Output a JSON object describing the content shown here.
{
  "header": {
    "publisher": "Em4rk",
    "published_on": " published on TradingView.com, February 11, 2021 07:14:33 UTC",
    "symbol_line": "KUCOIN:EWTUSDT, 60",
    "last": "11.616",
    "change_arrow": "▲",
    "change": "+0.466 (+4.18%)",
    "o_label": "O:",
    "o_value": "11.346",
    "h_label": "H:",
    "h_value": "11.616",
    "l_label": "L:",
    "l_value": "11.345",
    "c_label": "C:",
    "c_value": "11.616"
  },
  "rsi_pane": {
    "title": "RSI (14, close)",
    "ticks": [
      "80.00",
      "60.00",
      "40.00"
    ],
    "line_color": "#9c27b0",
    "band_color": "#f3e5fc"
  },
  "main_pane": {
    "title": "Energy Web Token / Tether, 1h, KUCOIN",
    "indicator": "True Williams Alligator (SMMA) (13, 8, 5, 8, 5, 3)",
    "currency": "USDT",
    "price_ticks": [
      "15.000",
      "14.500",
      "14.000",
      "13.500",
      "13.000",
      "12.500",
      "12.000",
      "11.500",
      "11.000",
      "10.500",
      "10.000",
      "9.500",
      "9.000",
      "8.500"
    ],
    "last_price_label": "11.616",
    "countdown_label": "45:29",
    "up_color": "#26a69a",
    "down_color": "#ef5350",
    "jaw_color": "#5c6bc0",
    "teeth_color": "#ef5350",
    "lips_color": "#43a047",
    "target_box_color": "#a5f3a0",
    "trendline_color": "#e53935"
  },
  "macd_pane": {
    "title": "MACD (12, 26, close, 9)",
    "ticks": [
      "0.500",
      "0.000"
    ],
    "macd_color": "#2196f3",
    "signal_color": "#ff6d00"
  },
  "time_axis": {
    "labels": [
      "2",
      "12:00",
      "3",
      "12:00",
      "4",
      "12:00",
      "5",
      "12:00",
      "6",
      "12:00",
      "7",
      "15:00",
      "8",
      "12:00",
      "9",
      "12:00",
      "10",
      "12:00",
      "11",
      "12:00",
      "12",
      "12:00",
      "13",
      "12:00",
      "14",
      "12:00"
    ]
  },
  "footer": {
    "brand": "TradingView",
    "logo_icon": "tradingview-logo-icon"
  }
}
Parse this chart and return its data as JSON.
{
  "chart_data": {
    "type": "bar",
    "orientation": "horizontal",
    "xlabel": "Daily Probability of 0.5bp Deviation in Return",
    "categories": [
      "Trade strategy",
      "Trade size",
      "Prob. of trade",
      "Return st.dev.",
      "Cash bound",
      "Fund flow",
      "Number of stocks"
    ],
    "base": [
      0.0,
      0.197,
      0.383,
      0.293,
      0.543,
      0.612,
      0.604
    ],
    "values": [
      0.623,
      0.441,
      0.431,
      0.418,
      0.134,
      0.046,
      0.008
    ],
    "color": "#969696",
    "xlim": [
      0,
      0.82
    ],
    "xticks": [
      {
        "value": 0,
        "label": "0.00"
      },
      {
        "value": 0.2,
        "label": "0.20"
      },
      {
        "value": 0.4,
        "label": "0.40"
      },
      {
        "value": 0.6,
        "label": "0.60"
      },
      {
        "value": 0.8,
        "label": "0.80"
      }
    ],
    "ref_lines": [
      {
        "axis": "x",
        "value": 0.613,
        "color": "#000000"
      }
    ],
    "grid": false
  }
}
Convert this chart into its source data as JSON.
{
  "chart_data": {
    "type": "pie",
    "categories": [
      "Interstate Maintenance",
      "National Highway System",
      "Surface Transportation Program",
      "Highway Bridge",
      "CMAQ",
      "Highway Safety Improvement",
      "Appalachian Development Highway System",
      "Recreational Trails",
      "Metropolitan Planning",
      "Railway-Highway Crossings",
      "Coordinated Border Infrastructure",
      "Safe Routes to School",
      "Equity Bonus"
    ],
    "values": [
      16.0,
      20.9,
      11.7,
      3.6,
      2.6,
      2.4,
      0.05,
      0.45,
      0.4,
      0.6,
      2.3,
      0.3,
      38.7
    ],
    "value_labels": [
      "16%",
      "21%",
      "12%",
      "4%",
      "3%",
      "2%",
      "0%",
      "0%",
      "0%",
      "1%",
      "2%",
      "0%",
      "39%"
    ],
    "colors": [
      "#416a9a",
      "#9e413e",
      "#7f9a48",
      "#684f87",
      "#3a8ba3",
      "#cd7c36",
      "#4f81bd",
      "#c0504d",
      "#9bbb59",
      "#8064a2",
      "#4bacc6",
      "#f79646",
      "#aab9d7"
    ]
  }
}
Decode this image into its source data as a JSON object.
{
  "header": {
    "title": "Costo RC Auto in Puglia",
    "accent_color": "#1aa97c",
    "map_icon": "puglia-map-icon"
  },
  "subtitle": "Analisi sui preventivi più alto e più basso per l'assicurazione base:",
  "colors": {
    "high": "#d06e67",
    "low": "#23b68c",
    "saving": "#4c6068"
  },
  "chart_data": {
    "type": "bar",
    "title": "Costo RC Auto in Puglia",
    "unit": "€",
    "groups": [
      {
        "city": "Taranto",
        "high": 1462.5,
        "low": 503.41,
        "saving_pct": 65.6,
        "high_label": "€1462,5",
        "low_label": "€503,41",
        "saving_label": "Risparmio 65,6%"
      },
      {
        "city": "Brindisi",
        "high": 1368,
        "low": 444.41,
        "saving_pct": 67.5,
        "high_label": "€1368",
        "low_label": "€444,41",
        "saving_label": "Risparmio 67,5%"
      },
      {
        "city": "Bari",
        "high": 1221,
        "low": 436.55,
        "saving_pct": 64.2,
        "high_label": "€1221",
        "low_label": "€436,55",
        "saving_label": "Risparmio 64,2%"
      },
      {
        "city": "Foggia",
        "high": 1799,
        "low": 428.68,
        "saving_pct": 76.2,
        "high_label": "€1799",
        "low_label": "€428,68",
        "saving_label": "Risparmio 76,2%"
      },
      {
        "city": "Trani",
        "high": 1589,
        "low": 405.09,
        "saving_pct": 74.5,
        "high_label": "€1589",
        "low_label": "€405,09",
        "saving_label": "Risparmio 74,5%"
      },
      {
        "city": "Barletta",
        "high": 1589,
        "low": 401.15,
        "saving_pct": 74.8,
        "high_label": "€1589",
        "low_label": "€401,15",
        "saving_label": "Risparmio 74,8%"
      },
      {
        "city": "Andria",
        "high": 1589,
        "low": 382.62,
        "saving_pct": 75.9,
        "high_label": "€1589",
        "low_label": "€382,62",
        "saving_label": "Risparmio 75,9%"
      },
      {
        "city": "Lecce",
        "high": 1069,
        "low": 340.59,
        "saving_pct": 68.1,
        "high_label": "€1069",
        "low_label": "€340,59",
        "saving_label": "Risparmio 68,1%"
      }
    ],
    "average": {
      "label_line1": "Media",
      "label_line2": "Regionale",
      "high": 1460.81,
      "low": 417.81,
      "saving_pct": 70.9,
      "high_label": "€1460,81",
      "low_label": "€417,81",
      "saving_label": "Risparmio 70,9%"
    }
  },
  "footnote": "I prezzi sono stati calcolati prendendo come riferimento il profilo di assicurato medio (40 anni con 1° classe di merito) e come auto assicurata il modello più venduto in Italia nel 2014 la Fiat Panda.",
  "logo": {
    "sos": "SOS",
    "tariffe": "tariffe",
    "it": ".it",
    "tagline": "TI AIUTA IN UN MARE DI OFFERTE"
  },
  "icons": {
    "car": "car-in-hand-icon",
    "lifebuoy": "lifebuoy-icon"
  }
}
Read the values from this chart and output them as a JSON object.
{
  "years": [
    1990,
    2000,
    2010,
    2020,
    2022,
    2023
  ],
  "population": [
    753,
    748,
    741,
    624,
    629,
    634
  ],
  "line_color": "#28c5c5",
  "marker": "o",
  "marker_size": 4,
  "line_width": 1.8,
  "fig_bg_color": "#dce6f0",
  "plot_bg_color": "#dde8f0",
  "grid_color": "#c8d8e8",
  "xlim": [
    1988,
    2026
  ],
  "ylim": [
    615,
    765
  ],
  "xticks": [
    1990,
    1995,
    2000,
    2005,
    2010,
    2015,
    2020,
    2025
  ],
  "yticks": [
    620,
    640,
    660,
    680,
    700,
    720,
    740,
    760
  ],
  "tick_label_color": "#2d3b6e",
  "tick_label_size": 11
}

******************************

## What to do:
Check each line of the entries above for the word "logo". List the ones that have it.

## Result:
    "logo_icon": "tradingview-logo-icon"
  "logo": {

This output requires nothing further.